> EXERCISE REQUIREMENTS
Nothing may be dropped or altered: reproduce all the data.

> INFORMATION PROVIDED

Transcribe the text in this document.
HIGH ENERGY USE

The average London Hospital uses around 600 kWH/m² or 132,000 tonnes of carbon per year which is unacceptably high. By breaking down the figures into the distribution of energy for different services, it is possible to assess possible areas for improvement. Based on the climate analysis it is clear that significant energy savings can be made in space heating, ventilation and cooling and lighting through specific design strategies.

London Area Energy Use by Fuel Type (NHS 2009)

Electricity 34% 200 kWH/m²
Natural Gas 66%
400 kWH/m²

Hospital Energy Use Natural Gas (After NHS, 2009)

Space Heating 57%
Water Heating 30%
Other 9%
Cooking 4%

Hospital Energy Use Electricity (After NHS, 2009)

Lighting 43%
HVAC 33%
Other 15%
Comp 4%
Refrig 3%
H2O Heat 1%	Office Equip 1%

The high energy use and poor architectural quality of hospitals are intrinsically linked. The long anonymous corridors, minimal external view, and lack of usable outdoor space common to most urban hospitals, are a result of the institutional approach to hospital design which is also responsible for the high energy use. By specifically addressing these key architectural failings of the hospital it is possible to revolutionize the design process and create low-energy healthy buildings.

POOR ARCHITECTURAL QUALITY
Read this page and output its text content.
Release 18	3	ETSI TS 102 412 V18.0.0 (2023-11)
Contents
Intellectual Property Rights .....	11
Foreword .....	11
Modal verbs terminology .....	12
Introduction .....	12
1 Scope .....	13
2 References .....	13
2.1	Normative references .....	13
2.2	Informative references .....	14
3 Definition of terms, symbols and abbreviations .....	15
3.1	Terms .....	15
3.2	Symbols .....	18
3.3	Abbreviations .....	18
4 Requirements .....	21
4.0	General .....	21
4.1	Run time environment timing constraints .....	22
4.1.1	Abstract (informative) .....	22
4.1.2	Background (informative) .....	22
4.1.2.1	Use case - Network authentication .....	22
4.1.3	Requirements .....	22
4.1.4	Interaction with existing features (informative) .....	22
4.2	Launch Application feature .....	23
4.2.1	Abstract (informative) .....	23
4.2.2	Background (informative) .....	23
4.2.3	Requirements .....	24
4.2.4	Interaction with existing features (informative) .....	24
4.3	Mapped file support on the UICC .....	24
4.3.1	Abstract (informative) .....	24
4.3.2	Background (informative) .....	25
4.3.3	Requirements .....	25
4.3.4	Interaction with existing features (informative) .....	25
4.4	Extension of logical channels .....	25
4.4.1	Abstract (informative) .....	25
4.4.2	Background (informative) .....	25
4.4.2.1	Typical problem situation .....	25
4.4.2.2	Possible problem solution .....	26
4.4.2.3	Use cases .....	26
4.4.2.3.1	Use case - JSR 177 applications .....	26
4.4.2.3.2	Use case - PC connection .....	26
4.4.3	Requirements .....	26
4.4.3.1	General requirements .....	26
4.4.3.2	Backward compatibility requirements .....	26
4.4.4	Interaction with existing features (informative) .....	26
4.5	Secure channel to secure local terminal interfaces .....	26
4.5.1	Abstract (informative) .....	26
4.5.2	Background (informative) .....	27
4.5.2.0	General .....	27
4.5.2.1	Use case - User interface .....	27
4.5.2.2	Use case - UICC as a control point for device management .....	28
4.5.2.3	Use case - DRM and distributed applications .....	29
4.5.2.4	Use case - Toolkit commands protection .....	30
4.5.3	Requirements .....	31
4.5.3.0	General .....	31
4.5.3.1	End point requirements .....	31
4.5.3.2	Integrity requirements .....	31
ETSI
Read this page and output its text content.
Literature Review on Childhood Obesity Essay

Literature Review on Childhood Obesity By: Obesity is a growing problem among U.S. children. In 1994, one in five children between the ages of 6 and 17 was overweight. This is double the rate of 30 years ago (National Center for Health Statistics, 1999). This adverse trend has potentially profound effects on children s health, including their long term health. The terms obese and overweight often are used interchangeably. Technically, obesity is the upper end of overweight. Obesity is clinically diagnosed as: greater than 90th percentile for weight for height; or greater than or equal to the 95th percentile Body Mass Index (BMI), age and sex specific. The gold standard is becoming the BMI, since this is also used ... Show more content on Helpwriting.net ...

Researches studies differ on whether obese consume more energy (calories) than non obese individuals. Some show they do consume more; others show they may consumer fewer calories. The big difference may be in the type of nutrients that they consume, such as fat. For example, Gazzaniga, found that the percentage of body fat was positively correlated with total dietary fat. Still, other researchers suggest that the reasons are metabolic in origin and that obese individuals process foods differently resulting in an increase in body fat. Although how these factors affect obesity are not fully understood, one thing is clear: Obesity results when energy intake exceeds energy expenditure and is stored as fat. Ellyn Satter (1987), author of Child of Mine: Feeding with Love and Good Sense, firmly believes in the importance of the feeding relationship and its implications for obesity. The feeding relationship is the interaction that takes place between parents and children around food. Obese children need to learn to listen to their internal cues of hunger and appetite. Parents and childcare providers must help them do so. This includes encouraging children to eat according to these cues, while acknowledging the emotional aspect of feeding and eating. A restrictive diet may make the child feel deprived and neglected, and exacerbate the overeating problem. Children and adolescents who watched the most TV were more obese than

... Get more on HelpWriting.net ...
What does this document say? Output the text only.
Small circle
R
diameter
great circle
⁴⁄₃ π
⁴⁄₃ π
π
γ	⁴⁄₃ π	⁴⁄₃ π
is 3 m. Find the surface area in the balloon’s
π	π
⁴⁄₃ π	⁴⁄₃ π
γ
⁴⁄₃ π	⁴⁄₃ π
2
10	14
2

> ANSWER TO THE EXERCISE
Transcribe the text in this document.
HIGH ENERGY USE

The average London Hospital uses around 600 kWH/m² or 132,000 tonnes of carbon per year which is unacceptably high. By breaking down the figures into the distribution of energy for different services, it is possible to assess possible areas for improvement. Based on the climate analysis it is clear that significant energy savings can be made in space heating, ventilation and cooling and lighting through specific design strategies.

London Area Energy Use by Fuel Type (NHS 2009)

Electricity 34% 200 kWH/m²
Natural Gas 66%
400 kWH/m²

Hospital Energy Use Natural Gas (After NHS, 2009)

Space Heating 57%
Water Heating 30%
Other 9%
Cooking 4%

Hospital Energy Use Electricity (After NHS, 2009)

Lighting 43%
HVAC 33%
Other 15%
Comp 4%
Refrig 3%
H2O Heat 1%	Office Equip 1%

The high energy use and poor architectural quality of hospitals are intrinsically linked. The long anonymous corridors, minimal external view, and lack of usable outdoor space common to most urban hospitals, are a result of the institutional approach to hospital design which is also responsible for the high energy use. By specifically addressing these key architectural failings of the hospital it is possible to revolutionize the design process and create low-energy healthy buildings.

POOR ARCHITECTURAL QUALITY
Read this page and output its text content.
Release 18	3	ETSI TS 102 412 V18.0.0 (2023-11)
Contents
Intellectual Property Rights .....	11
Foreword .....	11
Modal verbs terminology .....	12
Introduction .....	12
1 Scope .....	13
2 References .....	13
2.1	Normative references .....	13
2.2	Informative references .....	14
3 Definition of terms, symbols and abbreviations .....	15
3.1	Terms .....	15
3.2	Symbols .....	18
3.3	Abbreviations .....	18
4 Requirements .....	21
4.0	General .....	21
4.1	Run time environment timing constraints .....	22
4.1.1	Abstract (informative) .....	22
4.1.2	Background (informative) .....	22
4.1.2.1	Use case - Network authentication .....	22
4.1.3	Requirements .....	22
4.1.4	Interaction with existing features (informative) .....	22
4.2	Launch Application feature .....	23
4.2.1	Abstract (informative) .....	23
4.2.2	Background (informative) .....	23
4.2.3	Requirements .....	24
4.2.4	Interaction with existing features (informative) .....	24
4.3	Mapped file support on the UICC .....	24
4.3.1	Abstract (informative) .....	24
4.3.2	Background (informative) .....	25
4.3.3	Requirements .....	25
4.3.4	Interaction with existing features (informative) .....	25
4.4	Extension of logical channels .....	25
4.4.1	Abstract (informative) .....	25
4.4.2	Background (informative) .....	25
4.4.2.1	Typical problem situation .....	25
4.4.2.2	Possible problem solution .....	26
4.4.2.3	Use cases .....	26
4.4.2.3.1	Use case - JSR 177 applications .....	26
4.4.2.3.2	Use case - PC connection .....	26
4.4.3	Requirements .....	26
4.4.3.1	General requirements .....	26
4.4.3.2	Backward compatibility requirements .....	26
4.4.4	Interaction with existing features (informative) .....	26
4.5	Secure channel to secure local terminal interfaces .....	26
4.5.1	Abstract (informative) .....	26
4.5.2	Background (informative) .....	27
4.5.2.0	General .....	27
4.5.2.1	Use case - User interface .....	27
4.5.2.2	Use case - UICC as a control point for device management .....	28
4.5.2.3	Use case - DRM and distributed applications .....	29
4.5.2.4	Use case - Toolkit commands protection .....	30
4.5.3	Requirements .....	31
4.5.3.0	General .....	31
4.5.3.1	End point requirements .....	31
4.5.3.2	Integrity requirements .....	31
ETSI
Read this page and output its text content.
Literature Review on Childhood Obesity Essay

Literature Review on Childhood Obesity By: Obesity is a growing problem among U.S. children. In 1994, one in five children between the ages of 6 and 17 was overweight. This is double the rate of 30 years ago (National Center for Health Statistics, 1999). This adverse trend has potentially profound effects on children s health, including their long term health. The terms obese and overweight often are used interchangeably. Technically, obesity is the upper end of overweight. Obesity is clinically diagnosed as: greater than 90th percentile for weight for height; or greater than or equal to the 95th percentile Body Mass Index (BMI), age and sex specific. The gold standard is becoming the BMI, since this is also used ... Show more content on Helpwriting.net ...

Researches studies differ on whether obese consume more energy (calories) than non obese individuals. Some show they do consume more; others show they may consumer fewer calories. The big difference may be in the type of nutrients that they consume, such as fat. For example, Gazzaniga, found that the percentage of body fat was positively correlated with total dietary fat. Still, other researchers suggest that the reasons are metabolic in origin and that obese individuals process foods differently resulting in an increase in body fat. Although how these factors affect obesity are not fully understood, one thing is clear: Obesity results when energy intake exceeds energy expenditure and is stored as fat. Ellyn Satter (1987), author of Child of Mine: Feeding with Love and Good Sense, firmly believes in the importance of the feeding relationship and its implications for obesity. The feeding relationship is the interaction that takes place between parents and children around food. Obese children need to learn to listen to their internal cues of hunger and appetite. Parents and childcare providers must help them do so. This includes encouraging children to eat according to these cues, while acknowledging the emotional aspect of feeding and eating. A restrictive diet may make the child feel deprived and neglected, and exacerbate the overeating problem. Children and adolescents who watched the most TV were more obese than

... Get more on HelpWriting.net ...
What does this document say? Output the text only.
Small circle
R
diameter
great circle
⁴⁄₃ π
⁴⁄₃ π
π
γ	⁴⁄₃ π	⁴⁄₃ π
is 3 m. Find the surface area in the balloon’s
π	π
⁴⁄₃ π	⁴⁄₃ π
γ
⁴⁄₃ π	⁴⁄₃ π
2
10	14
2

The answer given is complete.